**WRITTEN INSTRUCTION:** Gather every line that includes the word "mais", please.

START RECORDED DATA

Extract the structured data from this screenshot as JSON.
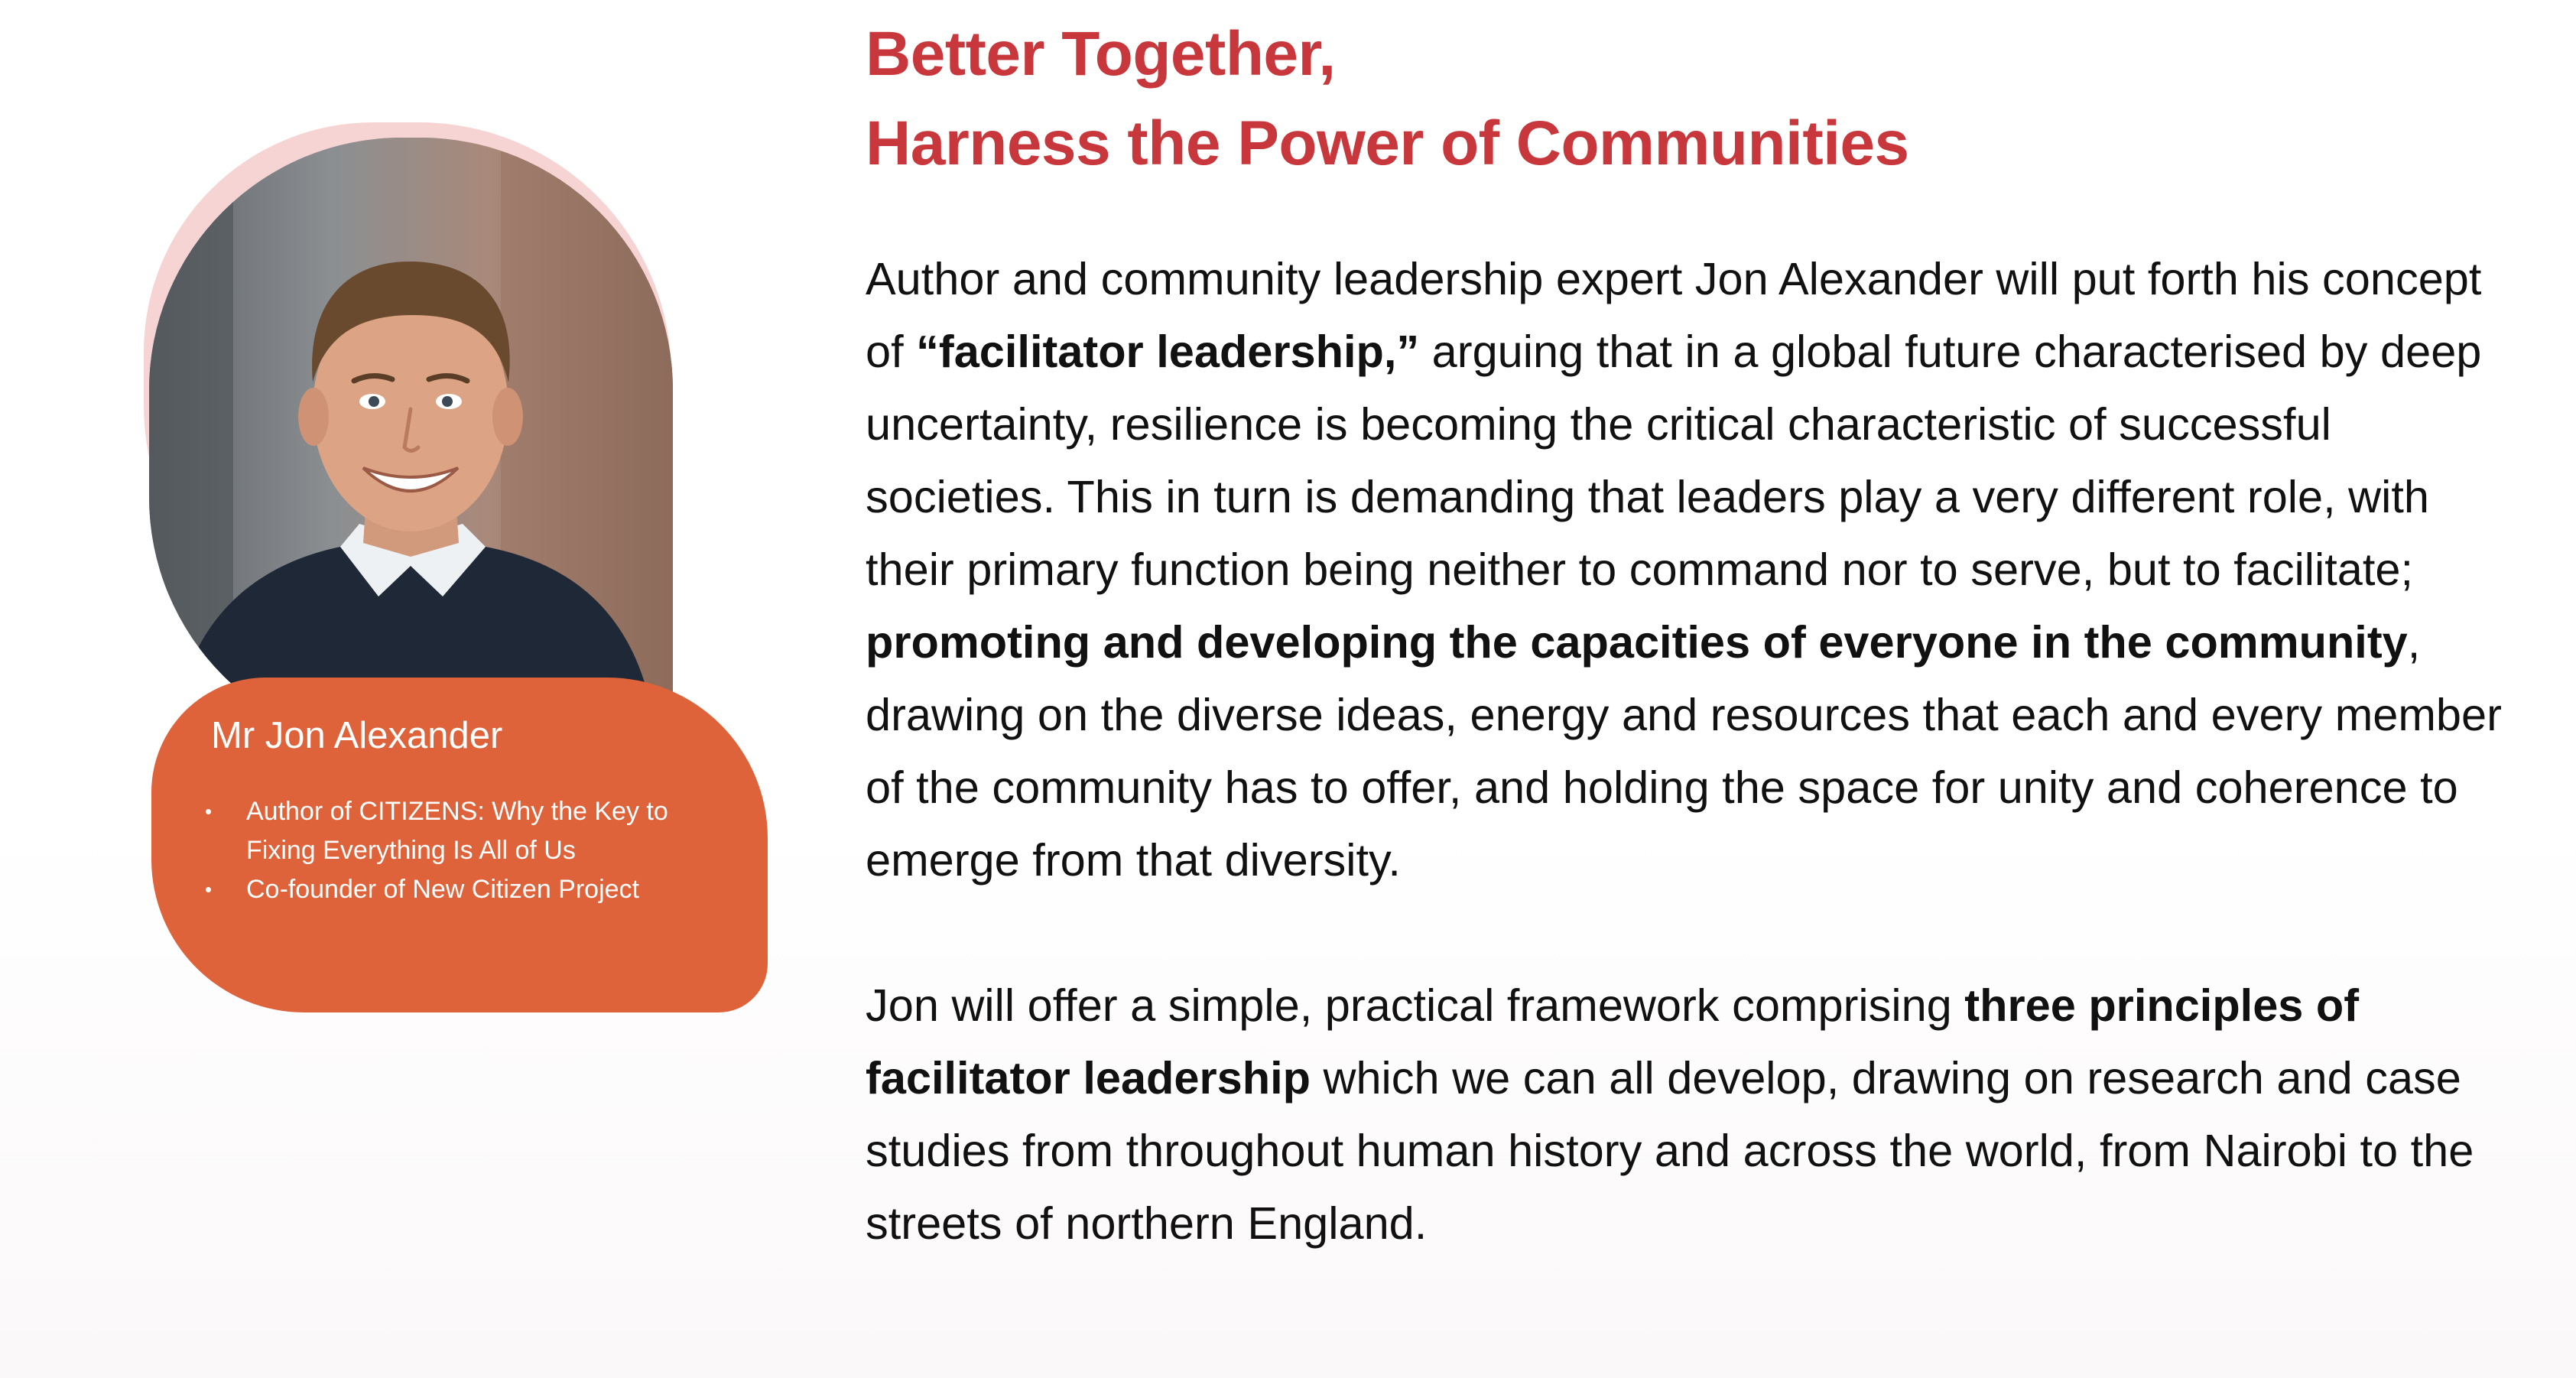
{
  "speaker": {
    "name": "Mr Jon Alexander",
    "credentials": [
      "Author of CITIZENS: Why the Key to Fixing Everything Is All of Us",
      "Co-founder of New Citizen Project"
    ]
  },
  "heading": {
    "line1": "Better Together,",
    "line2": "Harness the Power of Communities"
  },
  "para1": {
    "t1": "Author and community leadership expert Jon Alexander will put forth his concept of ",
    "b1": "“facilitator leadership,”",
    "t2": " arguing that in a global future characterised by deep uncertainty, resilience is becoming the critical characteristic of successful societies.  This in turn is demanding that leaders play a very different role, with their primary function being neither to command nor to serve, but to facilitate; ",
    "b2": "promoting and developing the capacities of everyone in the community",
    "t3": ", drawing on the diverse ideas, energy and resources that each and every member of the community has to offer, and holding the space for unity and coherence to emerge from that diversity."
  },
  "para2": {
    "t1": "Jon will offer a simple, practical framework comprising ",
    "b1": "three principles of facilitator leadership",
    "t2": " which we can all develop, drawing on research and case studies from throughout human history and across the world, from Nairobi to the streets of northern England."
  },
  "colors": {
    "heading": "#c8373b",
    "name_bubble": "#df633a",
    "photo_halo": "#f6d4d4",
    "body_text": "#111111"
  }
}
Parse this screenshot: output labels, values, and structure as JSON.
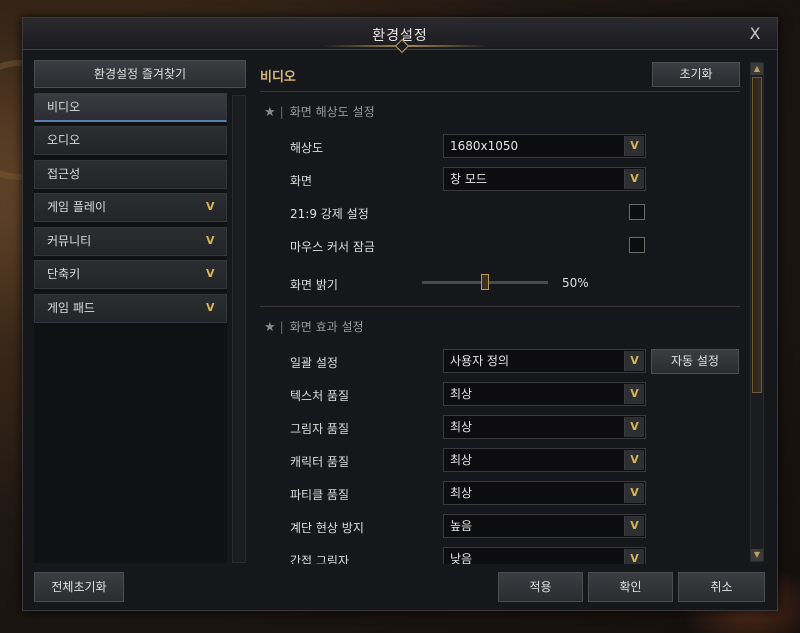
{
  "window": {
    "title": "환경설정",
    "close_label": "X"
  },
  "left_panel": {
    "favorites_label": "환경설정 즐겨찾기",
    "items": [
      {
        "label": "비디오",
        "active": true,
        "expandable": false
      },
      {
        "label": "오디오",
        "active": false,
        "expandable": false
      },
      {
        "label": "접근성",
        "active": false,
        "expandable": false
      },
      {
        "label": "게임 플레이",
        "active": false,
        "expandable": true
      },
      {
        "label": "커뮤니티",
        "active": false,
        "expandable": true
      },
      {
        "label": "단축키",
        "active": false,
        "expandable": true
      },
      {
        "label": "게임 패드",
        "active": false,
        "expandable": true
      }
    ]
  },
  "main": {
    "section_title": "비디오",
    "reset_label": "초기화",
    "resolution_group": {
      "title": "화면 해상도 설정",
      "resolution_label": "해상도",
      "resolution_value": "1680x1050",
      "screen_label": "화면",
      "screen_value": "창 모드",
      "force_219_label": "21:9 강제 설정",
      "force_219_checked": false,
      "cursor_lock_label": "마우스 커서 잠금",
      "cursor_lock_checked": false,
      "brightness_label": "화면 밝기",
      "brightness_value": "50%",
      "brightness_level": 0.5
    },
    "effects_group": {
      "title": "화면 효과 설정",
      "auto_label": "자동 설정",
      "rows": [
        {
          "label": "일괄 설정",
          "value": "사용자 정의"
        },
        {
          "label": "텍스처 품질",
          "value": "최상"
        },
        {
          "label": "그림자 품질",
          "value": "최상"
        },
        {
          "label": "캐릭터 품질",
          "value": "최상"
        },
        {
          "label": "파티클 품질",
          "value": "최상"
        },
        {
          "label": "계단 현상 방지",
          "value": "높음"
        },
        {
          "label": "간접 그림자",
          "value": "낮음"
        }
      ]
    }
  },
  "footer": {
    "reset_all_label": "전체초기화",
    "apply_label": "적용",
    "confirm_label": "확인",
    "cancel_label": "취소"
  },
  "colors": {
    "accent_gold": "#d8b45a",
    "active_underline": "#5e7fae"
  }
}
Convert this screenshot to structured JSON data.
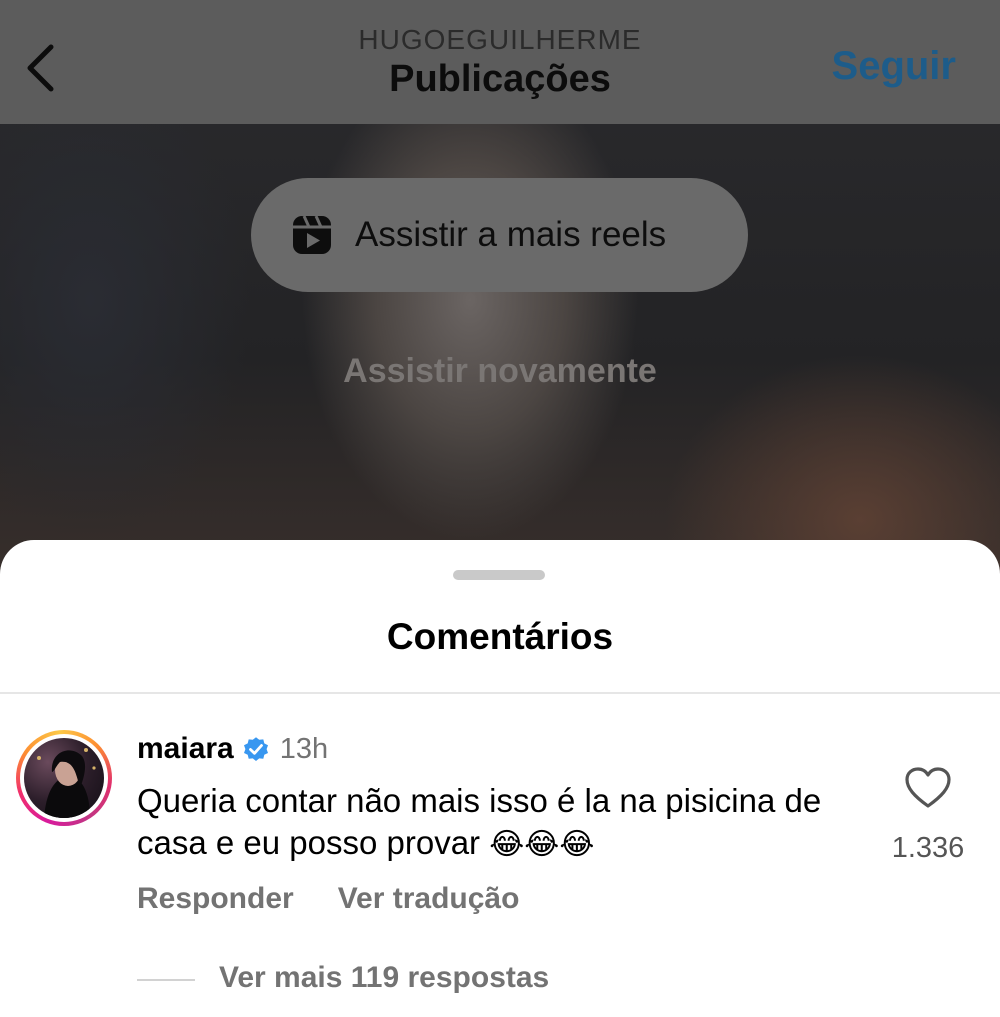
{
  "header": {
    "back_icon": "chevron-left-icon",
    "account": "HUGOEGUILHERME",
    "title": "Publicações",
    "follow_label": "Seguir"
  },
  "video": {
    "reels_icon": "reels-icon",
    "reels_label": "Assistir a mais reels",
    "replay_label": "Assistir novamente"
  },
  "comments": {
    "title": "Comentários",
    "items": [
      {
        "username": "maiara",
        "verified": true,
        "time": "13h",
        "text": "Queria contar não mais isso é la na pisicina de casa e eu posso provar",
        "emoji": "😂😂😂",
        "likes": "1.336",
        "reply_label": "Responder",
        "translate_label": "Ver tradução",
        "more_replies_label": "Ver mais 119 respostas"
      }
    ]
  },
  "colors": {
    "follow": "#1d5c8a",
    "verified": "#3897f0",
    "secondary_text": "#737373"
  }
}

END RECORDED DATA

**FINISHED TASK:**
    "reels_label": "Assistir a mais reels",
        "text": "Queria contar não mais isso é la na pisicina de casa e eu posso provar",
        "more_replies_label": "Ver mais 119 respostas"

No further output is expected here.